**DATASET EXTRACT**
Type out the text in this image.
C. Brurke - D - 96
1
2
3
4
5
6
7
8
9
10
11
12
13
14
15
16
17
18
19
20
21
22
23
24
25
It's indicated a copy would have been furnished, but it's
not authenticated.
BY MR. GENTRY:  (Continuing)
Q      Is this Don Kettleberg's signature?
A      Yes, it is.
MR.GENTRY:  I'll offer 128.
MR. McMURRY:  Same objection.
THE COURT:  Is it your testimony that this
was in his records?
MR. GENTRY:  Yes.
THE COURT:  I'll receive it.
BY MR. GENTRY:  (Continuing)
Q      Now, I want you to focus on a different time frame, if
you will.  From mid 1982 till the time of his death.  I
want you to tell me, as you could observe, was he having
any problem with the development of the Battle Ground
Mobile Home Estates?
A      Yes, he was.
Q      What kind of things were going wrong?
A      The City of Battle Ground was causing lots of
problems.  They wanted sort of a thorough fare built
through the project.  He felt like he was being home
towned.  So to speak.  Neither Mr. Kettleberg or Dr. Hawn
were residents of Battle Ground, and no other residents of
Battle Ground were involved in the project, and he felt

**CHALLENGE**
Return every line of the material exactly.

**REPLY TO THE EXERCISE**
Type out the text in this image.
C. Brurke - D - 96
1
2
3
4
5
6
7
8
9
10
11
12
13
14
15
16
17
18
19
20
21
22
23
24
25
It's indicated a copy would have been furnished, but it's
not authenticated.
BY MR. GENTRY:  (Continuing)
Q      Is this Don Kettleberg's signature?
A      Yes, it is.
MR.GENTRY:  I'll offer 128.
MR. McMURRY:  Same objection.
THE COURT:  Is it your testimony that this
was in his records?
MR. GENTRY:  Yes.
THE COURT:  I'll receive it.
BY MR. GENTRY:  (Continuing)
Q      Now, I want you to focus on a different time frame, if
you will.  From mid 1982 till the time of his death.  I
want you to tell me, as you could observe, was he having
any problem with the development of the Battle Ground
Mobile Home Estates?
A      Yes, he was.
Q      What kind of things were going wrong?
A      The City of Battle Ground was causing lots of
problems.  They wanted sort of a thorough fare built
through the project.  He felt like he was being home
towned.  So to speak.  Neither Mr. Kettleberg or Dr. Hawn
were residents of Battle Ground, and no other residents of
Battle Ground were involved in the project, and he felt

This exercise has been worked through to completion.